The exercise:
Count how many lines contain "deux" and reply with that number only.

━━━━━━━━━━━━━━━━━━━━━━━━━━━━━━

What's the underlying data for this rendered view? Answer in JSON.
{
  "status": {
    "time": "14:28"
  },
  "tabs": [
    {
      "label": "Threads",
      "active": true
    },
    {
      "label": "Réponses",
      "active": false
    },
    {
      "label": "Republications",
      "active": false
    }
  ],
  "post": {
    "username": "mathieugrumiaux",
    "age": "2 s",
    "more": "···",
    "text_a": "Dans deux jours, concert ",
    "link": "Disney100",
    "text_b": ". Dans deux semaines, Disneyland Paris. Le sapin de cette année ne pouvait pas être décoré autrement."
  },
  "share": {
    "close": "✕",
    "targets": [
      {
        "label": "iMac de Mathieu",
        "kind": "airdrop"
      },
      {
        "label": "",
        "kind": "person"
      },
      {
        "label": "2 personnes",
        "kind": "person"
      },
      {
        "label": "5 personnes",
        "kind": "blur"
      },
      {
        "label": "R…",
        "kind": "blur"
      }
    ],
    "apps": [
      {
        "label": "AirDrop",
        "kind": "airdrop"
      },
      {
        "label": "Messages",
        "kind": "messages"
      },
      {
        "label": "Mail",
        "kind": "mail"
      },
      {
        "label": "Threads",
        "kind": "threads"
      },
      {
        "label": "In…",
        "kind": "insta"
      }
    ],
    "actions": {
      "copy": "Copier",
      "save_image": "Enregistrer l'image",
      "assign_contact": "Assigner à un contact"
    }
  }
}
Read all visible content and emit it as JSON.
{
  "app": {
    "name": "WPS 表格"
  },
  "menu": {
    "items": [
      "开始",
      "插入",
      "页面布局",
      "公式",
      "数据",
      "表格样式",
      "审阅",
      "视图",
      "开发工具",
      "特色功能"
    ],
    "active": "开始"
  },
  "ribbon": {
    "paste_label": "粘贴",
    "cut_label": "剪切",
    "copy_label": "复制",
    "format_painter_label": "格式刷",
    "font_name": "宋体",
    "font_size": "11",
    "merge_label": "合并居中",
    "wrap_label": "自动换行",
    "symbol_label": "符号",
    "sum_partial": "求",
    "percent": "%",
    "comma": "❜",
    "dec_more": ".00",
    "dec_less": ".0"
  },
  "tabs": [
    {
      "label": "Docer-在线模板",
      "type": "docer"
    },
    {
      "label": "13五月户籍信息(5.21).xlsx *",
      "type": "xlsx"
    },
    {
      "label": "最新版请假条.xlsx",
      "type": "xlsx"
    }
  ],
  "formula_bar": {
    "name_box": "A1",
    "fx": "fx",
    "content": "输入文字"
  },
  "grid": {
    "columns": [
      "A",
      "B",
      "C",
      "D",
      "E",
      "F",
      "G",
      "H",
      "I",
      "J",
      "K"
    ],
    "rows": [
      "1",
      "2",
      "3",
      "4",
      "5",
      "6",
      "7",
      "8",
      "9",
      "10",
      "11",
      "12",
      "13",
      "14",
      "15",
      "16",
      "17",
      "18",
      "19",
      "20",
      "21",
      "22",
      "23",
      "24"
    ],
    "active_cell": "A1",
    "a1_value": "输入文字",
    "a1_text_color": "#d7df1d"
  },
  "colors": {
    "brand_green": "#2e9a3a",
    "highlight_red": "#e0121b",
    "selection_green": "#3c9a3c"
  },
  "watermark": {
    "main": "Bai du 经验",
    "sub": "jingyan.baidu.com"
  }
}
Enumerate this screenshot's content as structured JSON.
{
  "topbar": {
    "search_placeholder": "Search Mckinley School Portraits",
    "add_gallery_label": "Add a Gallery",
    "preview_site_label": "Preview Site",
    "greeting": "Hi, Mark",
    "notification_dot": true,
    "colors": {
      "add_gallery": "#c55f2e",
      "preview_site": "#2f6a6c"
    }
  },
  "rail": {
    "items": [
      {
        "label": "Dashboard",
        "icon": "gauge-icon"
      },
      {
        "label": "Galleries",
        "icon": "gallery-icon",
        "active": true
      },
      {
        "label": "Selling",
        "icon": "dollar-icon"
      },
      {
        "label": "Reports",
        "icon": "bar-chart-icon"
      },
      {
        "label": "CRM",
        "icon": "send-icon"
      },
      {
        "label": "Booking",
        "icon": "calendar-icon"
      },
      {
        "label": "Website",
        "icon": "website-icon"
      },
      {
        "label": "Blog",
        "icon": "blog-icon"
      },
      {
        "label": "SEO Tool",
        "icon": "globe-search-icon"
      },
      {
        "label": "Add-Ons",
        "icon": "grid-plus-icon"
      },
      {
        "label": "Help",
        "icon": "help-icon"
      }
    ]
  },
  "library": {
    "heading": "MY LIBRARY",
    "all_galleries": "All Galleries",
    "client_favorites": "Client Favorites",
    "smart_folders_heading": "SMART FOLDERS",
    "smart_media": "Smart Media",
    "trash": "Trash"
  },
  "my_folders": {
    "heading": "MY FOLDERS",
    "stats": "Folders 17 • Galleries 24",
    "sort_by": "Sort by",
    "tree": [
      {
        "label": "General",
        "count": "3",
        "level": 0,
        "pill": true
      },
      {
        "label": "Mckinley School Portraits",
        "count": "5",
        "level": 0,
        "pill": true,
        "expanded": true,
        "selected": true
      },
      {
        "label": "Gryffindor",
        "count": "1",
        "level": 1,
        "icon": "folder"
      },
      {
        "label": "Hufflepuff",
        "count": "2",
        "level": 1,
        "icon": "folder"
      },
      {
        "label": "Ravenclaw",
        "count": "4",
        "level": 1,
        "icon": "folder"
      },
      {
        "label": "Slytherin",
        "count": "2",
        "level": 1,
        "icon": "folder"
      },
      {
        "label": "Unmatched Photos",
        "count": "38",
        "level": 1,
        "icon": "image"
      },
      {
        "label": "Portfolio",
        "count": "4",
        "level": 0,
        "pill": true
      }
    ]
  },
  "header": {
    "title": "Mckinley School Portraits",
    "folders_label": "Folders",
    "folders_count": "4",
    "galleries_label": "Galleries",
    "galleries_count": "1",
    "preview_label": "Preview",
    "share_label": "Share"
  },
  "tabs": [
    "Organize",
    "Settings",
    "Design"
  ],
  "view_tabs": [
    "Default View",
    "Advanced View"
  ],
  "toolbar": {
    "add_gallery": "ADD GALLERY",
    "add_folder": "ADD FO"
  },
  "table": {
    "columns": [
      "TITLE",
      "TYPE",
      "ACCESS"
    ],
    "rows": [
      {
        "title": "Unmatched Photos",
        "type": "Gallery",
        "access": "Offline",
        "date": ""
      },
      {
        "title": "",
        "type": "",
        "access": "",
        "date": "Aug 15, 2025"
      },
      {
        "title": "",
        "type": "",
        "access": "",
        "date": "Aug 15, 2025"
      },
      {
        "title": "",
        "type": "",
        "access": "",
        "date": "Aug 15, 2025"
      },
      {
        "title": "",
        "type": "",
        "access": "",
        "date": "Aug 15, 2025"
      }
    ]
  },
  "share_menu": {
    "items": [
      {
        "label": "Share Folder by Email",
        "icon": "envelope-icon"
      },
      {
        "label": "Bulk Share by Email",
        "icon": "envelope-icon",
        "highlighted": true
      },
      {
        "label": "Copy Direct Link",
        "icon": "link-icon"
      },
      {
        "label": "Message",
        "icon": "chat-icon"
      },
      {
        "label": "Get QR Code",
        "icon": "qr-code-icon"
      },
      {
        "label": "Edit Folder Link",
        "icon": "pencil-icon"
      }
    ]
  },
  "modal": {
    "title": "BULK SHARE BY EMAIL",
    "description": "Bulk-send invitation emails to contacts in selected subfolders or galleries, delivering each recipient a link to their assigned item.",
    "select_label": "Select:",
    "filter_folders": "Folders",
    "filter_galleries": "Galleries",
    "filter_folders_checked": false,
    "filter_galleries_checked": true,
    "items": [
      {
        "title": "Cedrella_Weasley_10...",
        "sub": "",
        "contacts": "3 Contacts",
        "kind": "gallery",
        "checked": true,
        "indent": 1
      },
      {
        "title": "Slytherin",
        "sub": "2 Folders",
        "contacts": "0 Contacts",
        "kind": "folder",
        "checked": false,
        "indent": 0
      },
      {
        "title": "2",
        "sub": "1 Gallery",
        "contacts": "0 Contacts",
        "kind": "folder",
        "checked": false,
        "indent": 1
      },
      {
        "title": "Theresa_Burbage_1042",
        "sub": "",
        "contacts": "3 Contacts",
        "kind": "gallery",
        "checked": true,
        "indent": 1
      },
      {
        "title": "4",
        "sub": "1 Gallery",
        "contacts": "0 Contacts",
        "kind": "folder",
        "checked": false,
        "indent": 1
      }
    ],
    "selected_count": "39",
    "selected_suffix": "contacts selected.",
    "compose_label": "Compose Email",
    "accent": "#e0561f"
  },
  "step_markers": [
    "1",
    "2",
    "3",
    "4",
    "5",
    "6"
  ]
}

━━━━━━━━━━━━━━━━━━━━━━━━━━━━━━

Result of this exercise:
2